→ **GIVEN TASK**:
Each line that holds the word "houses" counts once; report how many lines do so and nothing else.

Chart and figure data
==================================================

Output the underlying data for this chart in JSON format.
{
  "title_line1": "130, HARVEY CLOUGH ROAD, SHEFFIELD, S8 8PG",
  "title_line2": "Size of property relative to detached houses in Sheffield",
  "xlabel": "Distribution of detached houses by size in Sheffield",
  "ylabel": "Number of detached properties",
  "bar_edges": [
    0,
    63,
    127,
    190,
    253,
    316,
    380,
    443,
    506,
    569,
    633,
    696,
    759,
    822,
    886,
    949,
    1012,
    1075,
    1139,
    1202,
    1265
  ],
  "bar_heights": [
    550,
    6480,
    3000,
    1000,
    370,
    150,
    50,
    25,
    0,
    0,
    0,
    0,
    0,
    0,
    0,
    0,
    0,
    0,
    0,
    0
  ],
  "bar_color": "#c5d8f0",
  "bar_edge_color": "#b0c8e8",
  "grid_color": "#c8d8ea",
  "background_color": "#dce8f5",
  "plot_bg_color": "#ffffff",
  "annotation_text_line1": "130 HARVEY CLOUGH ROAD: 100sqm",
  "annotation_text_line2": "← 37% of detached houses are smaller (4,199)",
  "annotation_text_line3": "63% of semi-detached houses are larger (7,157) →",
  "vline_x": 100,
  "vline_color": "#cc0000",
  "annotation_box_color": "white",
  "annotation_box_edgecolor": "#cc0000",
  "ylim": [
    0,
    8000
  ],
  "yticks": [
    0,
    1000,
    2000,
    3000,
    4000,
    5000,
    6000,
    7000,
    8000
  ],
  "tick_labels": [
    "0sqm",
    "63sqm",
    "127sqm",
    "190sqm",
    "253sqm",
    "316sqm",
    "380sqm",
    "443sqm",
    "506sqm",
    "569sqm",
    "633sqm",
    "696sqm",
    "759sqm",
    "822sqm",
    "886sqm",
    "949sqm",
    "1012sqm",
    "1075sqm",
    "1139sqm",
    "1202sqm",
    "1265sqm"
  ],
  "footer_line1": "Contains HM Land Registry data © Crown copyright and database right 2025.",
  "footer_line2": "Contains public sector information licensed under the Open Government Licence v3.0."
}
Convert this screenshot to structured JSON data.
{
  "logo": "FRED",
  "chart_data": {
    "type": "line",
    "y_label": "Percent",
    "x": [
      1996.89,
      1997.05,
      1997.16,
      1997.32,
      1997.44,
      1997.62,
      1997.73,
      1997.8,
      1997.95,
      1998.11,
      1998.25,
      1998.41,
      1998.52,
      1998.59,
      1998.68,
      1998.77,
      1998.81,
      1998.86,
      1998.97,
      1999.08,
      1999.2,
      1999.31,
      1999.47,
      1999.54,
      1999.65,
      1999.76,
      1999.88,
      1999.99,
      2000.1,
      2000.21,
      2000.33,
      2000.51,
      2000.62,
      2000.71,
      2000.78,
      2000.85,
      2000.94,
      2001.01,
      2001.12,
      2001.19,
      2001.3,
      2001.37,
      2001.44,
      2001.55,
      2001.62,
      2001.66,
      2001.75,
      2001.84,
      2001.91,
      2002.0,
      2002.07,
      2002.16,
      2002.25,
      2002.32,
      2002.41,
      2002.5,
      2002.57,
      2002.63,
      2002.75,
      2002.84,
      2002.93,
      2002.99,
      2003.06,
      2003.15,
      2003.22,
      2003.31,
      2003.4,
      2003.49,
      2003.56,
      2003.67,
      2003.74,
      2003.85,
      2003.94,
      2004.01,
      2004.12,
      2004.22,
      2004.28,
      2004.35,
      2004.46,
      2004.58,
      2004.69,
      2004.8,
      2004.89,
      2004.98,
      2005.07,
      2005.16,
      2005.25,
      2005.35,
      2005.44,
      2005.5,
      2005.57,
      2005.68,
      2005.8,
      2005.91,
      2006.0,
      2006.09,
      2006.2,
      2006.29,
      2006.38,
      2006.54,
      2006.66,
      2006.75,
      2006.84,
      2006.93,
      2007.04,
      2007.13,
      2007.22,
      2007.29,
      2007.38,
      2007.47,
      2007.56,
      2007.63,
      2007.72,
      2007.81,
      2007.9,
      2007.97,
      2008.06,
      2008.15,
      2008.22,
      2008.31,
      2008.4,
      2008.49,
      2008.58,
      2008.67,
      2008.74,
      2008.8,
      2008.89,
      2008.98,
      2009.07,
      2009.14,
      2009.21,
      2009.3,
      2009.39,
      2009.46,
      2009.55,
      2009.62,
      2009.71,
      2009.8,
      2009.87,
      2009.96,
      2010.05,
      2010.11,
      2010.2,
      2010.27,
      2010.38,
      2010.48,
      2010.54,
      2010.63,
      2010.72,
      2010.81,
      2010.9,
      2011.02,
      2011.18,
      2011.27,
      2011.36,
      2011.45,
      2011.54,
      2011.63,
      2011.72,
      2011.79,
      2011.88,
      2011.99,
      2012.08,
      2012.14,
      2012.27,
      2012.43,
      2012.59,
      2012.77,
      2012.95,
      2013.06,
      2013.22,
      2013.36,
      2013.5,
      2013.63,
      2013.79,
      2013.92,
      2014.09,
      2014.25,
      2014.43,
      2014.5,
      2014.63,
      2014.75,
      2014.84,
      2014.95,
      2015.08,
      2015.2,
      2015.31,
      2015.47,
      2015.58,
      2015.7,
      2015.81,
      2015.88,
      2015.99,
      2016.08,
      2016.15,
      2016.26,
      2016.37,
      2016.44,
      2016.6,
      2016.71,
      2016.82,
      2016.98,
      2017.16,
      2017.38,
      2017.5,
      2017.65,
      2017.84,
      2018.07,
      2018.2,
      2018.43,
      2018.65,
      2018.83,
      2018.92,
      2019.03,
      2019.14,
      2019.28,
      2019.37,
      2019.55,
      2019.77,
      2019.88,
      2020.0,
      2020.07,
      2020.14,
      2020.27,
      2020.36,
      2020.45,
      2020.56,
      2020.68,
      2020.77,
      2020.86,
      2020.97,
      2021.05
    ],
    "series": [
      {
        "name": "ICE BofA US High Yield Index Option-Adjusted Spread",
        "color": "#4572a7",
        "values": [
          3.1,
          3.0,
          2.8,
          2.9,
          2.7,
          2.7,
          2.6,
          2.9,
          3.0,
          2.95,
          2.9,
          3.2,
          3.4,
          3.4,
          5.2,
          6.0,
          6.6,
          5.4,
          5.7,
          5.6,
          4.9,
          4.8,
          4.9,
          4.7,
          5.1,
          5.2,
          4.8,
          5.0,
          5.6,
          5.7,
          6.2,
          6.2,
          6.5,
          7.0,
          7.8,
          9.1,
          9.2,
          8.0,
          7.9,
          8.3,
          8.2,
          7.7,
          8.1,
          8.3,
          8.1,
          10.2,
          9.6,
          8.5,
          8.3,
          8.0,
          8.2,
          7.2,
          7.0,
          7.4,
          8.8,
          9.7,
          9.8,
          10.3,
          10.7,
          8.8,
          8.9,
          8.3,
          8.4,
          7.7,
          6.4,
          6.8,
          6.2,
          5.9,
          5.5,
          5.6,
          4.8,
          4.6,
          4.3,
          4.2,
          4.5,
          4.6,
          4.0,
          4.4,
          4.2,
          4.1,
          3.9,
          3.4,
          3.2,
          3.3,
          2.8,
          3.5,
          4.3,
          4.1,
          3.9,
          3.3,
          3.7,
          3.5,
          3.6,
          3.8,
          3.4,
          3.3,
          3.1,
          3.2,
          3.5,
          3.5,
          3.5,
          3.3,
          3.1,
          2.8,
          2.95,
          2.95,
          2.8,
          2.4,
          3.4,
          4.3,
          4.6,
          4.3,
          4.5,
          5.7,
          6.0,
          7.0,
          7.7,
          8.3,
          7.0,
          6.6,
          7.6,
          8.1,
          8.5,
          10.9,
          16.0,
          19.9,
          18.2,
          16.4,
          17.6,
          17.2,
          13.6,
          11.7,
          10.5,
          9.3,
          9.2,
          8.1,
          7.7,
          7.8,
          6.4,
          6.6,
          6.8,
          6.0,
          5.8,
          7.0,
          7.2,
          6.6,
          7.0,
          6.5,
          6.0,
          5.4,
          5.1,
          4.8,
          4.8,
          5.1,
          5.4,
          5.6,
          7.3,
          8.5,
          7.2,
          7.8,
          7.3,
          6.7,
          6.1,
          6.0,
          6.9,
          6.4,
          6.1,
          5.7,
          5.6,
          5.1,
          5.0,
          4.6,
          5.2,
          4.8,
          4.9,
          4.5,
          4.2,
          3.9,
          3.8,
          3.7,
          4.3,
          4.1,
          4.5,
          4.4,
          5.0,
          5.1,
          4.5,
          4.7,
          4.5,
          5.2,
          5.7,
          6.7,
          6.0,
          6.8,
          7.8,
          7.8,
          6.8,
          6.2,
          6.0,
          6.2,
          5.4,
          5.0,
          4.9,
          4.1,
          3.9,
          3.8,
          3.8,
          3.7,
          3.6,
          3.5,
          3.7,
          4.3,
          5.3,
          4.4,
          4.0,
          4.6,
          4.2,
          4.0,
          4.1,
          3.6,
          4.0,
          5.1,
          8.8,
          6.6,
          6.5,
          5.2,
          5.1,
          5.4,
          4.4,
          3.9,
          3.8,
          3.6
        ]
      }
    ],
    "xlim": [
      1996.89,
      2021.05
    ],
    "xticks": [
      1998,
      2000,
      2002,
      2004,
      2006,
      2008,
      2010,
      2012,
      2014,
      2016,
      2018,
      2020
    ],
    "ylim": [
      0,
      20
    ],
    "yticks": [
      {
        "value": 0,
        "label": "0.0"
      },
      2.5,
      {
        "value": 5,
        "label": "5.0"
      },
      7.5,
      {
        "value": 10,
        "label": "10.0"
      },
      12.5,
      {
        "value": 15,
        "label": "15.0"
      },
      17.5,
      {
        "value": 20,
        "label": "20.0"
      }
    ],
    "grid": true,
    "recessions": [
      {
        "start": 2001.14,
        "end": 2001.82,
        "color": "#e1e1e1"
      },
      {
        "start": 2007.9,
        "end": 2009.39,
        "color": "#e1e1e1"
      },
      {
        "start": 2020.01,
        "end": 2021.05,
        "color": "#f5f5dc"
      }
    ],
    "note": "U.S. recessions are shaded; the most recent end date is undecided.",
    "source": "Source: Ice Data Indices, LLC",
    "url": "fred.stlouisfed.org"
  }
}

==================================================

→ **ANSWER TO THE EXERCISE**:
4